▶ **What the task asks**:
Word for word, copy all the data and drop the pictures.

▶ **Extracted material**:
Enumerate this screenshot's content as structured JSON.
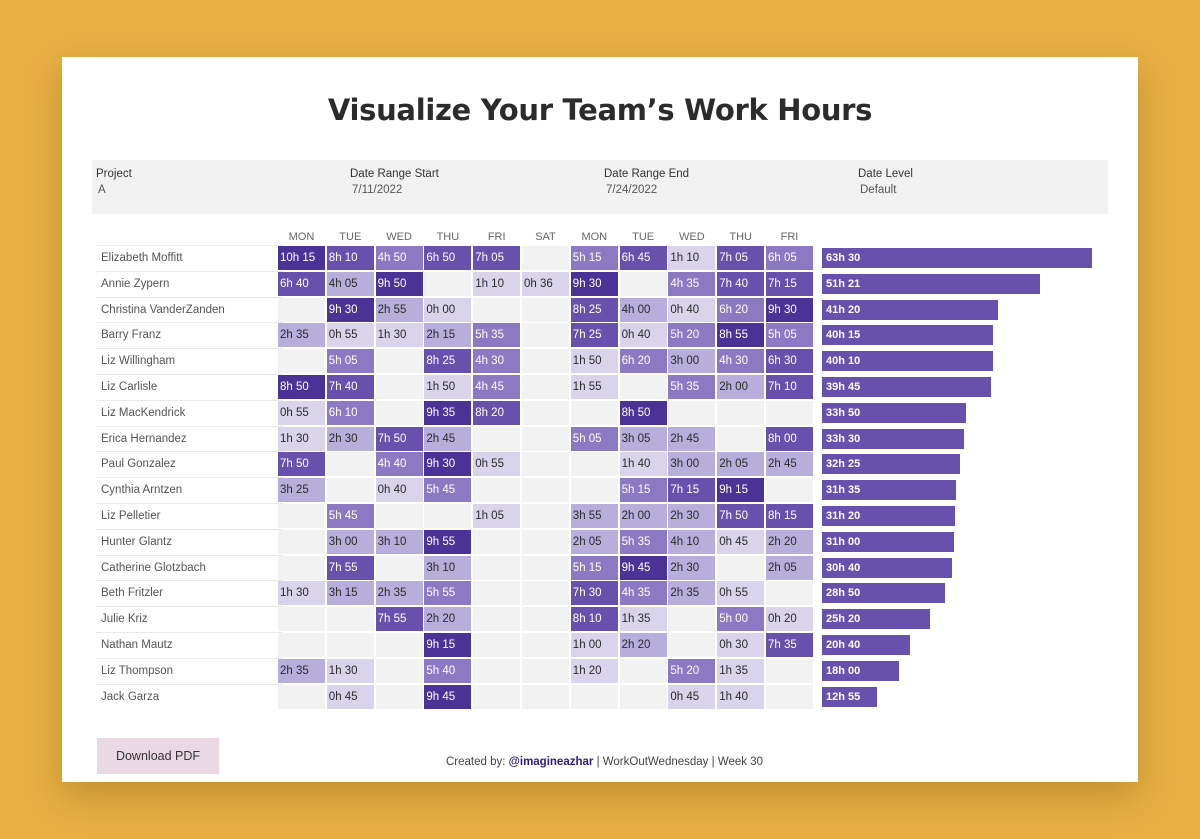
{
  "title": "Visualize Your Team’s Work Hours",
  "filters": [
    {
      "label": "Project",
      "value": "A"
    },
    {
      "label": "Date Range Start",
      "value": "7/11/2022"
    },
    {
      "label": "Date Range End",
      "value": "7/24/2022"
    },
    {
      "label": "Date Level",
      "value": "Default"
    }
  ],
  "download_label": "Download PDF",
  "footer": {
    "prefix": "Created by: ",
    "handle": "@imagineazhar",
    "suffix": " | WorkOutWednesday | Week 30"
  },
  "colors": {
    "background": "#e8b045",
    "bar": "#6751ad",
    "cell_empty": "#f2f2f2",
    "button": "#ead8e4"
  },
  "chart_data": {
    "type": "heatmap",
    "columns": [
      "MON",
      "TUE",
      "WED",
      "THU",
      "FRI",
      "SAT",
      "MON",
      "TUE",
      "WED",
      "THU",
      "FRI"
    ],
    "rows": [
      {
        "name": "Elizabeth Moffitt",
        "cells": [
          "10h 15",
          "8h 10",
          "4h 50",
          "6h 50",
          "7h 05",
          "",
          "5h 15",
          "6h 45",
          "1h 10",
          "7h 05",
          "6h 05"
        ],
        "total": "63h 30",
        "total_hours": 63.5
      },
      {
        "name": "Annie Zypern",
        "cells": [
          "6h 40",
          "4h 05",
          "9h 50",
          "",
          "1h 10",
          "0h 36",
          "9h 30",
          "",
          "4h 35",
          "7h 40",
          "7h 15"
        ],
        "total": "51h 21",
        "total_hours": 51.35
      },
      {
        "name": "Christina VanderZanden",
        "cells": [
          "",
          "9h 30",
          "2h 55",
          "0h 00",
          "",
          "",
          "8h 25",
          "4h 00",
          "0h 40",
          "6h 20",
          "9h 30"
        ],
        "total": "41h 20",
        "total_hours": 41.33
      },
      {
        "name": "Barry Franz",
        "cells": [
          "2h 35",
          "0h 55",
          "1h 30",
          "2h 15",
          "5h 35",
          "",
          "7h 25",
          "0h 40",
          "5h 20",
          "8h 55",
          "5h 05"
        ],
        "total": "40h 15",
        "total_hours": 40.25
      },
      {
        "name": "Liz Willingham",
        "cells": [
          "",
          "5h 05",
          "",
          "8h 25",
          "4h 30",
          "",
          "1h 50",
          "6h 20",
          "3h 00",
          "4h 30",
          "6h 30"
        ],
        "total": "40h 10",
        "total_hours": 40.17
      },
      {
        "name": "Liz Carlisle",
        "cells": [
          "8h 50",
          "7h 40",
          "",
          "1h 50",
          "4h 45",
          "",
          "1h 55",
          "",
          "5h 35",
          "2h 00",
          "7h 10"
        ],
        "total": "39h 45",
        "total_hours": 39.75
      },
      {
        "name": "Liz MacKendrick",
        "cells": [
          "0h 55",
          "6h 10",
          "",
          "9h 35",
          "8h 20",
          "",
          "",
          "8h 50",
          "",
          "",
          ""
        ],
        "total": "33h 50",
        "total_hours": 33.83
      },
      {
        "name": "Erica Hernandez",
        "cells": [
          "1h 30",
          "2h 30",
          "7h 50",
          "2h 45",
          "",
          "",
          "5h 05",
          "3h 05",
          "2h 45",
          "",
          "8h 00"
        ],
        "total": "33h 30",
        "total_hours": 33.5
      },
      {
        "name": "Paul Gonzalez",
        "cells": [
          "7h 50",
          "",
          "4h 40",
          "9h 30",
          "0h 55",
          "",
          "",
          "1h 40",
          "3h 00",
          "2h 05",
          "2h 45"
        ],
        "total": "32h 25",
        "total_hours": 32.42
      },
      {
        "name": "Cynthia Arntzen",
        "cells": [
          "3h 25",
          "",
          "0h 40",
          "5h 45",
          "",
          "",
          "",
          "5h 15",
          "7h 15",
          "9h 15",
          ""
        ],
        "total": "31h 35",
        "total_hours": 31.58
      },
      {
        "name": "Liz Pelletier",
        "cells": [
          "",
          "5h 45",
          "",
          "",
          "1h 05",
          "",
          "3h 55",
          "2h 00",
          "2h 30",
          "7h 50",
          "8h 15"
        ],
        "total": "31h 20",
        "total_hours": 31.33
      },
      {
        "name": "Hunter Glantz",
        "cells": [
          "",
          "3h 00",
          "3h 10",
          "9h 55",
          "",
          "",
          "2h 05",
          "5h 35",
          "4h 10",
          "0h 45",
          "2h 20"
        ],
        "total": "31h 00",
        "total_hours": 31.0
      },
      {
        "name": "Catherine Glotzbach",
        "cells": [
          "",
          "7h 55",
          "",
          "3h 10",
          "",
          "",
          "5h 15",
          "9h 45",
          "2h 30",
          "",
          "2h 05"
        ],
        "total": "30h 40",
        "total_hours": 30.67
      },
      {
        "name": "Beth Fritzler",
        "cells": [
          "1h 30",
          "3h 15",
          "2h 35",
          "5h 55",
          "",
          "",
          "7h 30",
          "4h 35",
          "2h 35",
          "0h 55",
          ""
        ],
        "total": "28h 50",
        "total_hours": 28.83
      },
      {
        "name": "Julie Kriz",
        "cells": [
          "",
          "",
          "7h 55",
          "2h 20",
          "",
          "",
          "8h 10",
          "1h 35",
          "",
          "5h 00",
          "0h 20"
        ],
        "total": "25h 20",
        "total_hours": 25.33
      },
      {
        "name": "Nathan Mautz",
        "cells": [
          "",
          "",
          "",
          "9h 15",
          "",
          "",
          "1h 00",
          "2h 20",
          "",
          "0h 30",
          "7h 35"
        ],
        "total": "20h 40",
        "total_hours": 20.67
      },
      {
        "name": "Liz Thompson",
        "cells": [
          "2h 35",
          "1h 30",
          "",
          "5h 40",
          "",
          "",
          "1h 20",
          "",
          "5h 20",
          "1h 35",
          ""
        ],
        "total": "18h 00",
        "total_hours": 18.0
      },
      {
        "name": "Jack Garza",
        "cells": [
          "",
          "0h 45",
          "",
          "9h 45",
          "",
          "",
          "",
          "",
          "0h 45",
          "1h 40",
          ""
        ],
        "total": "12h 55",
        "total_hours": 12.92
      }
    ]
  }
}
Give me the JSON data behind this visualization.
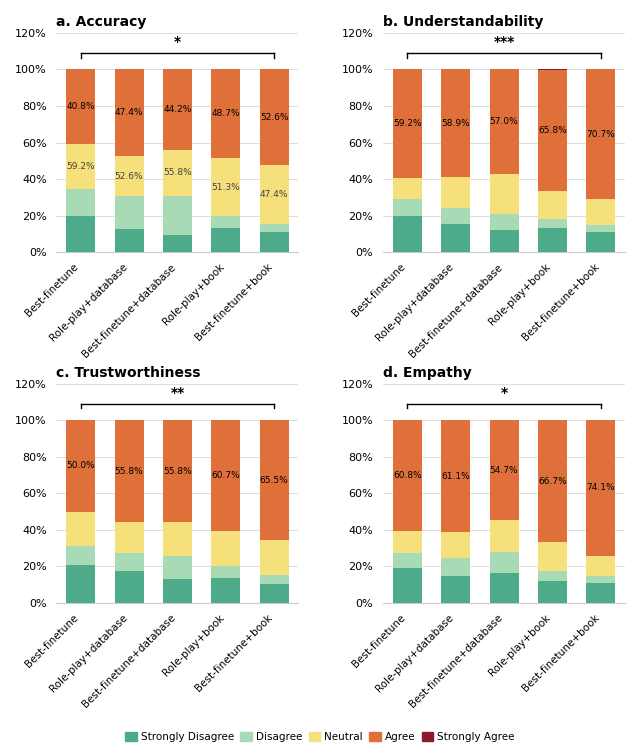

▶ **Exercise result**:
Enumerate this screenshot's content as structured JSON.
{
  "title": "Visualize Your Team’s Work Hours",
  "filters": [
    {
      "label": "Project",
      "value": "A"
    },
    {
      "label": "Date Range Start",
      "value": "7/11/2022"
    },
    {
      "label": "Date Range End",
      "value": "7/24/2022"
    },
    {
      "label": "Date Level",
      "value": "Default"
    }
  ],
  "download_label": "Download PDF",
  "footer": {
    "prefix": "Created by: ",
    "handle": "@imagineazhar",
    "suffix": " | WorkOutWednesday | Week 30"
  },
  "colors": {
    "background": "#e8b045",
    "bar": "#6751ad",
    "cell_empty": "#f2f2f2",
    "button": "#ead8e4"
  },
  "chart_data": {
    "type": "heatmap",
    "columns": [
      "MON",
      "TUE",
      "WED",
      "THU",
      "FRI",
      "SAT",
      "MON",
      "TUE",
      "WED",
      "THU",
      "FRI"
    ],
    "rows": [
      {
        "name": "Elizabeth Moffitt",
        "cells": [
          "10h 15",
          "8h 10",
          "4h 50",
          "6h 50",
          "7h 05",
          "",
          "5h 15",
          "6h 45",
          "1h 10",
          "7h 05",
          "6h 05"
        ],
        "total": "63h 30",
        "total_hours": 63.5
      },
      {
        "name": "Annie Zypern",
        "cells": [
          "6h 40",
          "4h 05",
          "9h 50",
          "",
          "1h 10",
          "0h 36",
          "9h 30",
          "",
          "4h 35",
          "7h 40",
          "7h 15"
        ],
        "total": "51h 21",
        "total_hours": 51.35
      },
      {
        "name": "Christina VanderZanden",
        "cells": [
          "",
          "9h 30",
          "2h 55",
          "0h 00",
          "",
          "",
          "8h 25",
          "4h 00",
          "0h 40",
          "6h 20",
          "9h 30"
        ],
        "total": "41h 20",
        "total_hours": 41.33
      },
      {
        "name": "Barry Franz",
        "cells": [
          "2h 35",
          "0h 55",
          "1h 30",
          "2h 15",
          "5h 35",
          "",
          "7h 25",
          "0h 40",
          "5h 20",
          "8h 55",
          "5h 05"
        ],
        "total": "40h 15",
        "total_hours": 40.25
      },
      {
        "name": "Liz Willingham",
        "cells": [
          "",
          "5h 05",
          "",
          "8h 25",
          "4h 30",
          "",
          "1h 50",
          "6h 20",
          "3h 00",
          "4h 30",
          "6h 30"
        ],
        "total": "40h 10",
        "total_hours": 40.17
      },
      {
        "name": "Liz Carlisle",
        "cells": [
          "8h 50",
          "7h 40",
          "",
          "1h 50",
          "4h 45",
          "",
          "1h 55",
          "",
          "5h 35",
          "2h 00",
          "7h 10"
        ],
        "total": "39h 45",
        "total_hours": 39.75
      },
      {
        "name": "Liz MacKendrick",
        "cells": [
          "0h 55",
          "6h 10",
          "",
          "9h 35",
          "8h 20",
          "",
          "",
          "8h 50",
          "",
          "",
          ""
        ],
        "total": "33h 50",
        "total_hours": 33.83
      },
      {
        "name": "Erica Hernandez",
        "cells": [
          "1h 30",
          "2h 30",
          "7h 50",
          "2h 45",
          "",
          "",
          "5h 05",
          "3h 05",
          "2h 45",
          "",
          "8h 00"
        ],
        "total": "33h 30",
        "total_hours": 33.5
      },
      {
        "name": "Paul Gonzalez",
        "cells": [
          "7h 50",
          "",
          "4h 40",
          "9h 30",
          "0h 55",
          "",
          "",
          "1h 40",
          "3h 00",
          "2h 05",
          "2h 45"
        ],
        "total": "32h 25",
        "total_hours": 32.42
      },
      {
        "name": "Cynthia Arntzen",
        "cells": [
          "3h 25",
          "",
          "0h 40",
          "5h 45",
          "",
          "",
          "",
          "5h 15",
          "7h 15",
          "9h 15",
          ""
        ],
        "total": "31h 35",
        "total_hours": 31.58
      },
      {
        "name": "Liz Pelletier",
        "cells": [
          "",
          "5h 45",
          "",
          "",
          "1h 05",
          "",
          "3h 55",
          "2h 00",
          "2h 30",
          "7h 50",
          "8h 15"
        ],
        "total": "31h 20",
        "total_hours": 31.33
      },
      {
        "name": "Hunter Glantz",
        "cells": [
          "",
          "3h 00",
          "3h 10",
          "9h 55",
          "",
          "",
          "2h 05",
          "5h 35",
          "4h 10",
          "0h 45",
          "2h 20"
        ],
        "total": "31h 00",
        "total_hours": 31.0
      },
      {
        "name": "Catherine Glotzbach",
        "cells": [
          "",
          "7h 55",
          "",
          "3h 10",
          "",
          "",
          "5h 15",
          "9h 45",
          "2h 30",
          "",
          "2h 05"
        ],
        "total": "30h 40",
        "total_hours": 30.67
      },
      {
        "name": "Beth Fritzler",
        "cells": [
          "1h 30",
          "3h 15",
          "2h 35",
          "5h 55",
          "",
          "",
          "7h 30",
          "4h 35",
          "2h 35",
          "0h 55",
          ""
        ],
        "total": "28h 50",
        "total_hours": 28.83
      },
      {
        "name": "Julie Kriz",
        "cells": [
          "",
          "",
          "7h 55",
          "2h 20",
          "",
          "",
          "8h 10",
          "1h 35",
          "",
          "5h 00",
          "0h 20"
        ],
        "total": "25h 20",
        "total_hours": 25.33
      },
      {
        "name": "Nathan Mautz",
        "cells": [
          "",
          "",
          "",
          "9h 15",
          "",
          "",
          "1h 00",
          "2h 20",
          "",
          "0h 30",
          "7h 35"
        ],
        "total": "20h 40",
        "total_hours": 20.67
      },
      {
        "name": "Liz Thompson",
        "cells": [
          "2h 35",
          "1h 30",
          "",
          "5h 40",
          "",
          "",
          "1h 20",
          "",
          "5h 20",
          "1h 35",
          ""
        ],
        "total": "18h 00",
        "total_hours": 18.0
      },
      {
        "name": "Jack Garza",
        "cells": [
          "",
          "0h 45",
          "",
          "9h 45",
          "",
          "",
          "",
          "",
          "0h 45",
          "1h 40",
          ""
        ],
        "total": "12h 55",
        "total_hours": 12.92
      }
    ]
  }
}
Give me the JSON data behind this visualization.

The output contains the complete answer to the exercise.